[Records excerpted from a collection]
+--
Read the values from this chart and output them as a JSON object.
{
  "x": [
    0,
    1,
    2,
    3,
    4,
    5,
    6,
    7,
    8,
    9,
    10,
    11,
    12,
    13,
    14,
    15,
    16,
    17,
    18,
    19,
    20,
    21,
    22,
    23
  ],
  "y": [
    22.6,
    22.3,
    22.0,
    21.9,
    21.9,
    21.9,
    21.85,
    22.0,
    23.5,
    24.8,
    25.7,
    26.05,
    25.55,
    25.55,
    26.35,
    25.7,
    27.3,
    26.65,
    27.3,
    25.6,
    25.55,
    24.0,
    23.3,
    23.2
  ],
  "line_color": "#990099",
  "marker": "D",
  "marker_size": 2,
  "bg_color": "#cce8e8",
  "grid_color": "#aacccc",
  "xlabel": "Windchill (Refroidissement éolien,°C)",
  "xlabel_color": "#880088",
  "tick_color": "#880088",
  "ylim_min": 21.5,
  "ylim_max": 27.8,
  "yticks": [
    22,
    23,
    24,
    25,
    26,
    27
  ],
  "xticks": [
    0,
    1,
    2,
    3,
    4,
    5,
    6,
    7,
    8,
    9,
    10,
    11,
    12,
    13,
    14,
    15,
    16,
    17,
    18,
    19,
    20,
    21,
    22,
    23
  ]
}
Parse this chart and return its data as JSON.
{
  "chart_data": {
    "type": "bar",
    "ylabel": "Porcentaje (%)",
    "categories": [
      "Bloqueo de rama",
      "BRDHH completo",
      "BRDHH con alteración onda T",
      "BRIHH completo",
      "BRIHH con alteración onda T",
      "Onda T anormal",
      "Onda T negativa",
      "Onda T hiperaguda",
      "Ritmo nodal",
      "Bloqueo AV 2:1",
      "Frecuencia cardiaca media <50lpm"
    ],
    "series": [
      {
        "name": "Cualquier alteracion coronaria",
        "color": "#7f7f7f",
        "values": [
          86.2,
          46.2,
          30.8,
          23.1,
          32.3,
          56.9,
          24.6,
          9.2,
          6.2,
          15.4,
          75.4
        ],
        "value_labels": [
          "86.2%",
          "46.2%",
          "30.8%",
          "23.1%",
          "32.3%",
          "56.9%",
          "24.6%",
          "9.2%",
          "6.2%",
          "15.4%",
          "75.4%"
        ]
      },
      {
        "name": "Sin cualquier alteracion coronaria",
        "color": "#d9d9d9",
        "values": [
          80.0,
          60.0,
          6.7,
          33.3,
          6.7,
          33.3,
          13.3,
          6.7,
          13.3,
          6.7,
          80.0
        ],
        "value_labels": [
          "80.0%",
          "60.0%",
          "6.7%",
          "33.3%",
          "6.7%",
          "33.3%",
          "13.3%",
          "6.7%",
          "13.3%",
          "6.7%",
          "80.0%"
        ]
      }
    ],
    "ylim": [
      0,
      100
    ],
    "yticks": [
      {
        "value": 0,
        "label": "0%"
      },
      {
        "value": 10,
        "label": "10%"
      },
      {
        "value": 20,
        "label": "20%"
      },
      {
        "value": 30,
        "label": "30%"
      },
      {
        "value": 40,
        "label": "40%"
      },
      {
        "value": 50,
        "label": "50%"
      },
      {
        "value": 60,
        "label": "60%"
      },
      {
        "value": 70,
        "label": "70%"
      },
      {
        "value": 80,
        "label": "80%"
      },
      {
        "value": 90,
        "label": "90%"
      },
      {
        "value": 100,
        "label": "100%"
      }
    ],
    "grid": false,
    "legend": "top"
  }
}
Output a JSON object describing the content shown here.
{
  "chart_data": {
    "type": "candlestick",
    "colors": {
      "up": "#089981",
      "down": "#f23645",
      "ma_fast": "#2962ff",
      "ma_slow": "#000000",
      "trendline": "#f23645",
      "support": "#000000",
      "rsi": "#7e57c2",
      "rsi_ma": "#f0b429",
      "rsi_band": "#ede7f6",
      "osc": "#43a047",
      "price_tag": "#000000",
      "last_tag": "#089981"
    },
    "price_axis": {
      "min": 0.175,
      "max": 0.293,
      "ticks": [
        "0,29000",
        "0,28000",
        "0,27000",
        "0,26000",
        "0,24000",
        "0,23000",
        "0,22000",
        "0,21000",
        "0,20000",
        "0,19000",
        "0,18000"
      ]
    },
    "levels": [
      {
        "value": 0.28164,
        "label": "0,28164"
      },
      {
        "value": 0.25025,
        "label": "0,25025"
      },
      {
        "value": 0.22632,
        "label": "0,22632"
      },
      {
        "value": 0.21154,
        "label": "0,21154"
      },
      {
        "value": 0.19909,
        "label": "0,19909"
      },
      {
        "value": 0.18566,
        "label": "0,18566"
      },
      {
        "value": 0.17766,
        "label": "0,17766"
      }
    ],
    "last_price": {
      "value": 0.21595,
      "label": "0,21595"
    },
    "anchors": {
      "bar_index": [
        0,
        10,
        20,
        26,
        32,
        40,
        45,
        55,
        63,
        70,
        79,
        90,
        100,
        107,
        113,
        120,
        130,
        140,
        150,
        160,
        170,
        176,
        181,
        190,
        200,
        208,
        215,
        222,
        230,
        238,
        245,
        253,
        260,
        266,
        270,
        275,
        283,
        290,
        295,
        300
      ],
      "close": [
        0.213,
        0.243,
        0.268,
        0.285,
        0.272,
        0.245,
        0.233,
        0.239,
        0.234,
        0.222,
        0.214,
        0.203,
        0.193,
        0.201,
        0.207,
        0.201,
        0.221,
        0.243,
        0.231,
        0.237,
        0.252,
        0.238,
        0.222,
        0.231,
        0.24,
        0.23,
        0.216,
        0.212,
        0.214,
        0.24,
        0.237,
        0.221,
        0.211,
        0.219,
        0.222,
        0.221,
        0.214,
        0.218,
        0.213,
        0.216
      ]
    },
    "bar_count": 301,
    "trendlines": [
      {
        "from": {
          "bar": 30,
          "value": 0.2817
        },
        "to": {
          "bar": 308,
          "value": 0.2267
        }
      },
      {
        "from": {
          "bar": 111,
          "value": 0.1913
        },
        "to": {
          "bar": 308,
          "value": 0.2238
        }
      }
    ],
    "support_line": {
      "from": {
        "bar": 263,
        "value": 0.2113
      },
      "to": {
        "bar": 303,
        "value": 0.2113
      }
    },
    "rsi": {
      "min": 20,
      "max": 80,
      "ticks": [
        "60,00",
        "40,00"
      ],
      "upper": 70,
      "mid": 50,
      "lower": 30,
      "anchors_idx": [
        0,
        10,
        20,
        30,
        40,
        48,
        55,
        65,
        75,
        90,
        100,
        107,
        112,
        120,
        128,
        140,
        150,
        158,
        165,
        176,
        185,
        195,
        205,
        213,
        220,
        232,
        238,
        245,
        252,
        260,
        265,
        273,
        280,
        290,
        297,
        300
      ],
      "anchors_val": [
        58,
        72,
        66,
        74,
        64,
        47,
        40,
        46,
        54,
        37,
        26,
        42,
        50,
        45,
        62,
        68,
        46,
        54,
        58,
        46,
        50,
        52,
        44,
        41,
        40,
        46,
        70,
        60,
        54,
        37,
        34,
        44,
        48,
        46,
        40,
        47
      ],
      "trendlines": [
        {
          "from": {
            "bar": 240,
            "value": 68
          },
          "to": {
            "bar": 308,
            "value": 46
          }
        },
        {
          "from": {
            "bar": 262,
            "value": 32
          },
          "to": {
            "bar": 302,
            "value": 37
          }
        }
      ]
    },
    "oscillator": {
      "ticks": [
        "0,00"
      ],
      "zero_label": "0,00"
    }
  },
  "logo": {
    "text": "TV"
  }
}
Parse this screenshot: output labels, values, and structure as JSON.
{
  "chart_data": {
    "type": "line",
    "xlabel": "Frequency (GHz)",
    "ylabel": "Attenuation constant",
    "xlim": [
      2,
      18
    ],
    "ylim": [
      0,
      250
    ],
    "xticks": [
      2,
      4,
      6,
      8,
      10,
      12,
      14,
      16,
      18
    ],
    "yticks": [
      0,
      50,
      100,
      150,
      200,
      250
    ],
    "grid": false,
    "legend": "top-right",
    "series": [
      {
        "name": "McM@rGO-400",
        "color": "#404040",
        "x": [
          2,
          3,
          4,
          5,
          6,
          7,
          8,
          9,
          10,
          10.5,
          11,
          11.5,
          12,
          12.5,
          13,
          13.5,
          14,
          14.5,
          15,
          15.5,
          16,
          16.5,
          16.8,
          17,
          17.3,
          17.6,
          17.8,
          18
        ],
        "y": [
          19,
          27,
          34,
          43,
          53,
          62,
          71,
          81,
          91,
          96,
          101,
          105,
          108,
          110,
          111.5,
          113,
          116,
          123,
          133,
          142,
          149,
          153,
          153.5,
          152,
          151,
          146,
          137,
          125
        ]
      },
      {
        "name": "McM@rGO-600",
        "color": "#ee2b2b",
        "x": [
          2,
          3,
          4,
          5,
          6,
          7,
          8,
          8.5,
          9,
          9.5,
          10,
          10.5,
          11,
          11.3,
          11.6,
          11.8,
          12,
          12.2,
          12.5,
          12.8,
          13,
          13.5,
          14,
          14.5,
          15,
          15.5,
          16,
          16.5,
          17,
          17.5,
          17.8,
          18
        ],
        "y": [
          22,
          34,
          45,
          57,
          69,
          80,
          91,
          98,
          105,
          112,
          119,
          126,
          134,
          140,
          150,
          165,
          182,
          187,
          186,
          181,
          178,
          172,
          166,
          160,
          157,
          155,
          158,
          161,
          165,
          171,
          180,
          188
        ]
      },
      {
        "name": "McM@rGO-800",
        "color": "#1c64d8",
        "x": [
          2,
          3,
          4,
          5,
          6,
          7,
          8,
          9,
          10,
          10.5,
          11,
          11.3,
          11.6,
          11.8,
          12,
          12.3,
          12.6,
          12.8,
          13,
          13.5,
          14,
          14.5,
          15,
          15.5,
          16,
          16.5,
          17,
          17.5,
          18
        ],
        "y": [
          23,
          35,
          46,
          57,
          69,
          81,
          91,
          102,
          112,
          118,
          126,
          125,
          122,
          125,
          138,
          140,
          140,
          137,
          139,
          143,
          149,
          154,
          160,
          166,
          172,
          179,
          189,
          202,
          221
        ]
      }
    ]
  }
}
+--
List all lines above in which the string "JSON" appears.

Read the values from this chart and output them as a JSON object.
Parse this chart and return its data as JSON.
Output a JSON object describing the content shown here.
Parse this screenshot: output labels, values, and structure as JSON.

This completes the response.